### Records ###

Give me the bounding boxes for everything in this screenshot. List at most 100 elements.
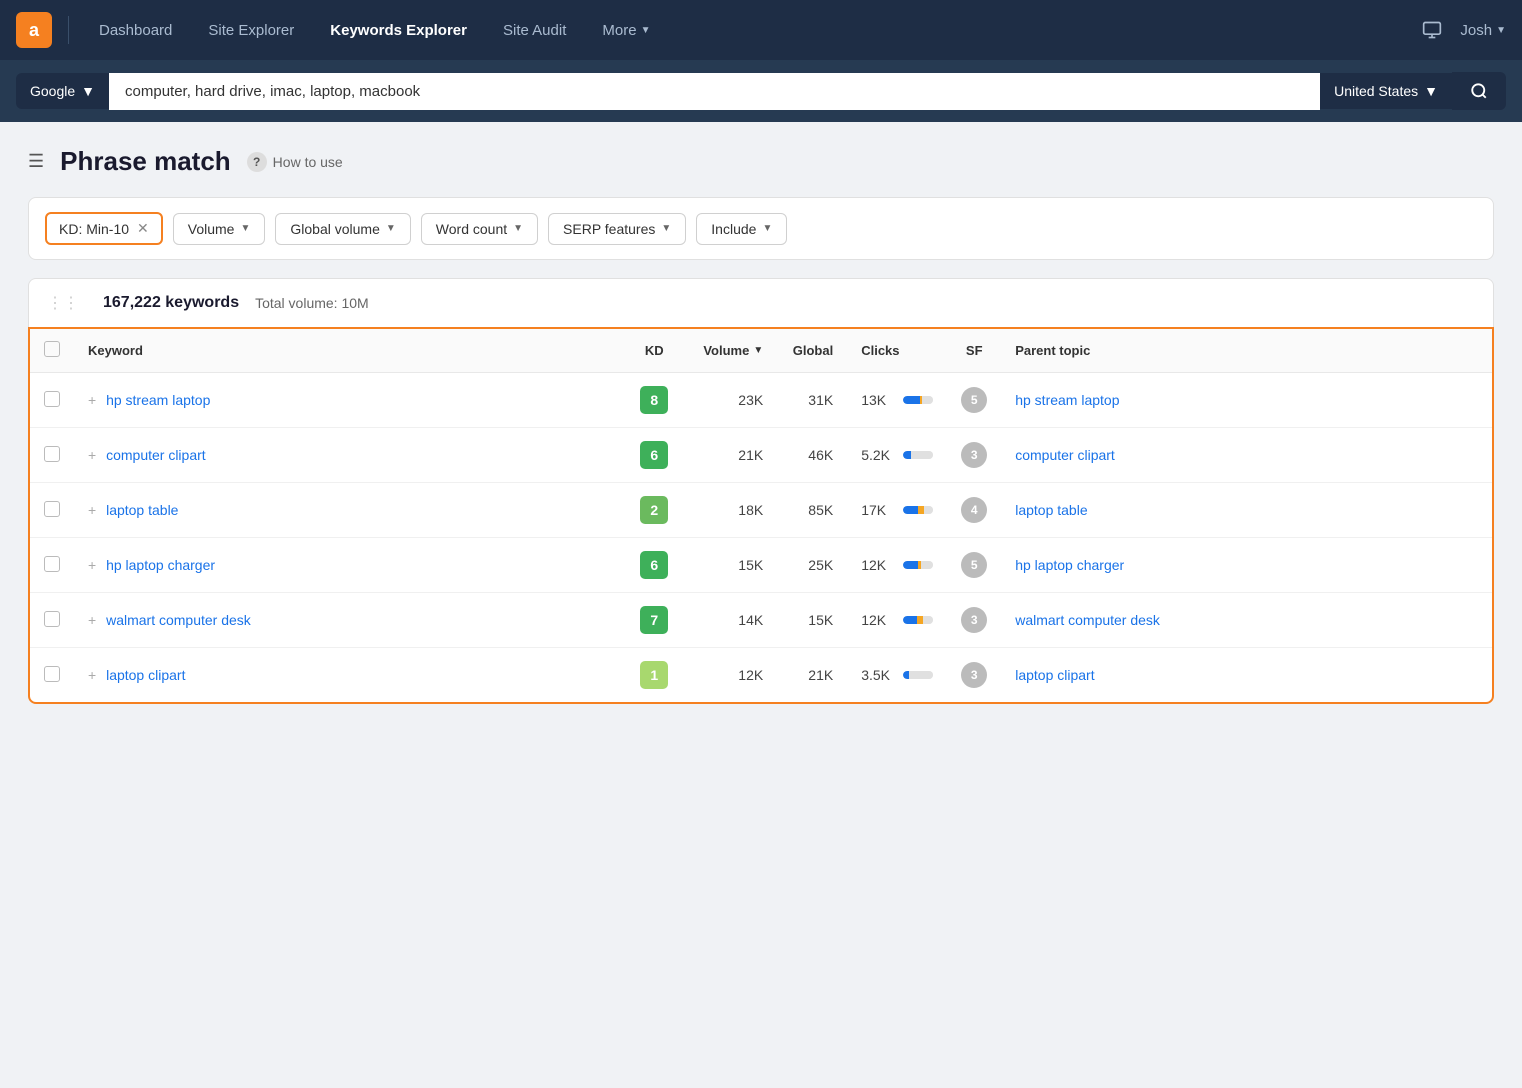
keyword-cell: + walmart computer desk xyxy=(74,593,619,648)
global-cell: 31K xyxy=(777,373,847,428)
parent-topic-link[interactable]: hp laptop charger xyxy=(1015,557,1124,573)
parent-topic-link[interactable]: hp stream laptop xyxy=(1015,392,1119,408)
keyword-cell: + hp laptop charger xyxy=(74,538,619,593)
how-to-use-button[interactable]: ? How to use xyxy=(247,152,343,172)
global-cell: 21K xyxy=(777,648,847,703)
sf-cell: 3 xyxy=(947,593,1001,648)
keyword-link[interactable]: laptop table xyxy=(106,502,178,518)
volume-cell: 18K xyxy=(689,483,777,538)
keywords-table: Keyword KD Volume ▼ Global xyxy=(30,329,1492,702)
th-global[interactable]: Global xyxy=(777,329,847,373)
clicks-value: 17K xyxy=(861,502,899,518)
kd-cell: 2 xyxy=(619,483,689,538)
row-checkbox[interactable] xyxy=(44,611,60,627)
sf-badge: 5 xyxy=(961,387,987,413)
row-checkbox[interactable] xyxy=(44,666,60,682)
keywords-table-wrap: Keyword KD Volume ▼ Global xyxy=(28,327,1494,704)
chevron-down-icon: ▼ xyxy=(1496,25,1506,36)
clicks-cell: 12K xyxy=(847,593,947,648)
page-header: ☰ Phrase match ? How to use xyxy=(28,146,1494,177)
table-row: + hp laptop charger 6 15K 25K 12K 5 hp l… xyxy=(30,538,1492,593)
nav-keywords-explorer[interactable]: Keywords Explorer xyxy=(316,14,481,47)
main-content: ☰ Phrase match ? How to use KD: Min-10 ✕… xyxy=(0,122,1522,728)
parent-topic-link[interactable]: walmart computer desk xyxy=(1015,612,1160,628)
clicks-bar xyxy=(903,396,933,404)
kd-cell: 7 xyxy=(619,593,689,648)
th-parent-topic[interactable]: Parent topic xyxy=(1001,329,1492,373)
kd-badge: 6 xyxy=(640,441,668,469)
bar-yellow-segment xyxy=(917,616,924,624)
nav-dashboard[interactable]: Dashboard xyxy=(85,14,186,47)
parent-topic-cell: laptop table xyxy=(1001,483,1492,538)
table-row: + laptop table 2 18K 85K 17K 4 laptop ta… xyxy=(30,483,1492,538)
row-checkbox[interactable] xyxy=(44,391,60,407)
nav-site-audit[interactable]: Site Audit xyxy=(489,14,580,47)
th-volume[interactable]: Volume ▼ xyxy=(689,329,777,373)
add-keyword-icon[interactable]: + xyxy=(88,557,96,573)
volume-filter-button[interactable]: Volume ▼ xyxy=(173,213,266,245)
add-keyword-icon[interactable]: + xyxy=(88,502,96,518)
add-keyword-icon[interactable]: + xyxy=(88,392,96,408)
keyword-link[interactable]: hp laptop charger xyxy=(106,557,215,573)
th-sf[interactable]: SF xyxy=(947,329,1001,373)
word-count-filter-button[interactable]: Word count ▼ xyxy=(421,213,538,245)
table-row: + laptop clipart 1 12K 21K 3.5K 3 laptop… xyxy=(30,648,1492,703)
filters-bar: KD: Min-10 ✕ Volume ▼ Global volume ▼ Wo… xyxy=(28,197,1494,260)
search-input[interactable] xyxy=(109,73,1320,110)
monitor-icon[interactable] xyxy=(1416,14,1448,46)
th-kd[interactable]: KD xyxy=(619,329,689,373)
select-all-checkbox[interactable] xyxy=(44,341,60,357)
add-keyword-icon[interactable]: + xyxy=(88,612,96,628)
top-navigation: a Dashboard Site Explorer Keywords Explo… xyxy=(0,0,1522,60)
keyword-link[interactable]: laptop clipart xyxy=(106,667,185,683)
clicks-bar xyxy=(903,451,933,459)
sf-badge: 4 xyxy=(961,497,987,523)
row-checkbox-cell xyxy=(30,373,74,428)
parent-topic-link[interactable]: laptop clipart xyxy=(1015,667,1094,683)
clicks-value: 12K xyxy=(861,612,899,628)
table-row: + hp stream laptop 8 23K 31K 13K 5 hp st… xyxy=(30,373,1492,428)
global-cell: 85K xyxy=(777,483,847,538)
nav-more[interactable]: More ▼ xyxy=(588,14,664,47)
keyword-link[interactable]: computer clipart xyxy=(106,447,206,463)
parent-topic-cell: computer clipart xyxy=(1001,428,1492,483)
active-filter-chip[interactable]: KD: Min-10 ✕ xyxy=(45,212,163,245)
keyword-link[interactable]: walmart computer desk xyxy=(106,612,251,628)
country-selector[interactable]: United States ▼ xyxy=(1320,73,1452,109)
bar-blue-segment xyxy=(903,561,917,569)
user-menu[interactable]: Josh ▼ xyxy=(1460,22,1506,39)
add-keyword-icon[interactable]: + xyxy=(88,447,96,463)
th-clicks[interactable]: Clicks xyxy=(847,329,947,373)
include-filter-button[interactable]: Include ▼ xyxy=(696,213,787,245)
drag-handle-icon[interactable]: ⋮⋮ xyxy=(47,293,79,313)
global-volume-filter-button[interactable]: Global volume ▼ xyxy=(275,213,410,245)
keyword-cell: + laptop clipart xyxy=(74,648,619,703)
nav-site-explorer[interactable]: Site Explorer xyxy=(194,14,308,47)
th-keyword[interactable]: Keyword xyxy=(74,329,619,373)
clicks-value: 3.5K xyxy=(861,667,899,683)
serp-features-filter-button[interactable]: SERP features ▼ xyxy=(548,213,686,245)
row-checkbox-cell xyxy=(30,483,74,538)
app-logo[interactable]: a xyxy=(16,12,52,48)
parent-topic-link[interactable]: laptop table xyxy=(1015,502,1087,518)
sf-cell: 3 xyxy=(947,428,1001,483)
parent-topic-link[interactable]: computer clipart xyxy=(1015,447,1115,463)
row-checkbox-cell xyxy=(30,593,74,648)
parent-topic-cell: hp stream laptop xyxy=(1001,373,1492,428)
clicks-cell: 12K xyxy=(847,538,947,593)
row-checkbox[interactable] xyxy=(44,556,60,572)
sf-cell: 5 xyxy=(947,373,1001,428)
sf-cell: 4 xyxy=(947,483,1001,538)
row-checkbox[interactable] xyxy=(44,446,60,462)
kd-badge: 6 xyxy=(640,551,668,579)
add-keyword-icon[interactable]: + xyxy=(88,667,96,683)
kd-badge: 1 xyxy=(640,661,668,689)
engine-selector[interactable]: Google ▼ xyxy=(16,73,109,109)
hamburger-icon[interactable]: ☰ xyxy=(28,151,44,172)
close-filter-icon[interactable]: ✕ xyxy=(137,220,149,237)
search-button[interactable] xyxy=(1452,72,1506,110)
row-checkbox[interactable] xyxy=(44,501,60,517)
keyword-link[interactable]: hp stream laptop xyxy=(106,392,210,408)
bar-blue-segment xyxy=(903,616,917,624)
results-count: 167,222 keywords xyxy=(103,294,239,312)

###

● **Instructions to follow**:
Swap every occurrence of "hp laptop charger" in the rows above for "dell laptop charger", and leave everything else unchanged. Omit the pictures from your answer.

● **Task solution**:
Give me the bounding boxes for everything in this screenshot. List at most 100 elements.
keyword-cell: + walmart computer desk xyxy=(74,593,619,648)
global-cell: 31K xyxy=(777,373,847,428)
parent-topic-link[interactable]: dell laptop charger xyxy=(1015,557,1124,573)
parent-topic-link[interactable]: hp stream laptop xyxy=(1015,392,1119,408)
keyword-cell: + dell laptop charger xyxy=(74,538,619,593)
how-to-use-button[interactable]: ? How to use xyxy=(247,152,343,172)
global-cell: 21K xyxy=(777,648,847,703)
sf-cell: 3 xyxy=(947,593,1001,648)
keyword-link[interactable]: laptop table xyxy=(106,502,178,518)
volume-cell: 18K xyxy=(689,483,777,538)
keywords-table: Keyword KD Volume ▼ Global xyxy=(30,329,1492,702)
th-global[interactable]: Global xyxy=(777,329,847,373)
clicks-value: 17K xyxy=(861,502,899,518)
kd-cell: 2 xyxy=(619,483,689,538)
row-checkbox[interactable] xyxy=(44,611,60,627)
sf-badge: 5 xyxy=(961,387,987,413)
row-checkbox[interactable] xyxy=(44,666,60,682)
keywords-table-wrap: Keyword KD Volume ▼ Global xyxy=(28,327,1494,704)
chevron-down-icon: ▼ xyxy=(1496,25,1506,36)
clicks-cell: 12K xyxy=(847,593,947,648)
page-header: ☰ Phrase match ? How to use xyxy=(28,146,1494,177)
table-row: + dell laptop charger 6 15K 25K 12K 5 hp l… xyxy=(30,538,1492,593)
nav-keywords-explorer[interactable]: Keywords Explorer xyxy=(316,14,481,47)
main-content: ☰ Phrase match ? How to use KD: Min-10 ✕… xyxy=(0,122,1522,728)
parent-topic-link[interactable]: walmart computer desk xyxy=(1015,612,1160,628)
clicks-bar xyxy=(903,396,933,404)
kd-cell: 7 xyxy=(619,593,689,648)
th-parent-topic[interactable]: Parent topic xyxy=(1001,329,1492,373)
kd-badge: 6 xyxy=(640,441,668,469)
bar-yellow-segment xyxy=(917,616,924,624)
nav-dashboard[interactable]: Dashboard xyxy=(85,14,186,47)
parent-topic-cell: laptop table xyxy=(1001,483,1492,538)
table-row: + laptop table 2 18K 85K 17K 4 laptop ta… xyxy=(30,483,1492,538)
row-checkbox[interactable] xyxy=(44,391,60,407)
nav-site-audit[interactable]: Site Audit xyxy=(489,14,580,47)
th-volume[interactable]: Volume ▼ xyxy=(689,329,777,373)
add-keyword-icon[interactable]: + xyxy=(88,557,96,573)
volume-filter-button[interactable]: Volume ▼ xyxy=(173,213,266,245)
add-keyword-icon[interactable]: + xyxy=(88,502,96,518)
add-keyword-icon[interactable]: + xyxy=(88,392,96,408)
keyword-link[interactable]: dell laptop charger xyxy=(106,557,215,573)
th-sf[interactable]: SF xyxy=(947,329,1001,373)
word-count-filter-button[interactable]: Word count ▼ xyxy=(421,213,538,245)
table-row: + laptop clipart 1 12K 21K 3.5K 3 laptop… xyxy=(30,648,1492,703)
filters-bar: KD: Min-10 ✕ Volume ▼ Global volume ▼ Wo… xyxy=(28,197,1494,260)
search-input[interactable] xyxy=(109,73,1320,110)
monitor-icon[interactable] xyxy=(1416,14,1448,46)
th-kd[interactable]: KD xyxy=(619,329,689,373)
select-all-checkbox[interactable] xyxy=(44,341,60,357)
add-keyword-icon[interactable]: + xyxy=(88,612,96,628)
top-navigation: a Dashboard Site Explorer Keywords Explo… xyxy=(0,0,1522,60)
keyword-link[interactable]: laptop clipart xyxy=(106,667,185,683)
clicks-bar xyxy=(903,451,933,459)
sf-badge: 4 xyxy=(961,497,987,523)
row-checkbox-cell xyxy=(30,373,74,428)
parent-topic-link[interactable]: laptop clipart xyxy=(1015,667,1094,683)
clicks-value: 12K xyxy=(861,612,899,628)
table-row: + hp stream laptop 8 23K 31K 13K 5 hp st… xyxy=(30,373,1492,428)
global-cell: 85K xyxy=(777,483,847,538)
nav-more[interactable]: More ▼ xyxy=(588,14,664,47)
keyword-link[interactable]: computer clipart xyxy=(106,447,206,463)
parent-topic-cell: computer clipart xyxy=(1001,428,1492,483)
active-filter-chip[interactable]: KD: Min-10 ✕ xyxy=(45,212,163,245)
keyword-link[interactable]: walmart computer desk xyxy=(106,612,251,628)
country-selector[interactable]: United States ▼ xyxy=(1320,73,1452,109)
bar-blue-segment xyxy=(903,561,917,569)
user-menu[interactable]: Josh ▼ xyxy=(1460,22,1506,39)
add-keyword-icon[interactable]: + xyxy=(88,447,96,463)
th-clicks[interactable]: Clicks xyxy=(847,329,947,373)
include-filter-button[interactable]: Include ▼ xyxy=(696,213,787,245)
drag-handle-icon[interactable]: ⋮⋮ xyxy=(47,293,79,313)
global-volume-filter-button[interactable]: Global volume ▼ xyxy=(275,213,410,245)
keyword-cell: + laptop clipart xyxy=(74,648,619,703)
nav-site-explorer[interactable]: Site Explorer xyxy=(194,14,308,47)
th-keyword[interactable]: Keyword xyxy=(74,329,619,373)
clicks-value: 3.5K xyxy=(861,667,899,683)
serp-features-filter-button[interactable]: SERP features ▼ xyxy=(548,213,686,245)
row-checkbox-cell xyxy=(30,483,74,538)
app-logo[interactable]: a xyxy=(16,12,52,48)
parent-topic-link[interactable]: laptop table xyxy=(1015,502,1087,518)
sf-cell: 3 xyxy=(947,428,1001,483)
parent-topic-link[interactable]: computer clipart xyxy=(1015,447,1115,463)
row-checkbox-cell xyxy=(30,593,74,648)
parent-topic-cell: hp stream laptop xyxy=(1001,373,1492,428)
clicks-cell: 12K xyxy=(847,538,947,593)
row-checkbox[interactable] xyxy=(44,556,60,572)
sf-cell: 5 xyxy=(947,373,1001,428)
sf-cell: 4 xyxy=(947,483,1001,538)
row-checkbox[interactable] xyxy=(44,446,60,462)
kd-badge: 6 xyxy=(640,551,668,579)
add-keyword-icon[interactable]: + xyxy=(88,667,96,683)
kd-badge: 1 xyxy=(640,661,668,689)
engine-selector[interactable]: Google ▼ xyxy=(16,73,109,109)
hamburger-icon[interactable]: ☰ xyxy=(28,151,44,172)
close-filter-icon[interactable]: ✕ xyxy=(137,220,149,237)
search-button[interactable] xyxy=(1452,72,1506,110)
row-checkbox[interactable] xyxy=(44,501,60,517)
keyword-link[interactable]: hp stream laptop xyxy=(106,392,210,408)
bar-blue-segment xyxy=(903,616,917,624)
results-count: 167,222 keywords xyxy=(103,294,239,312)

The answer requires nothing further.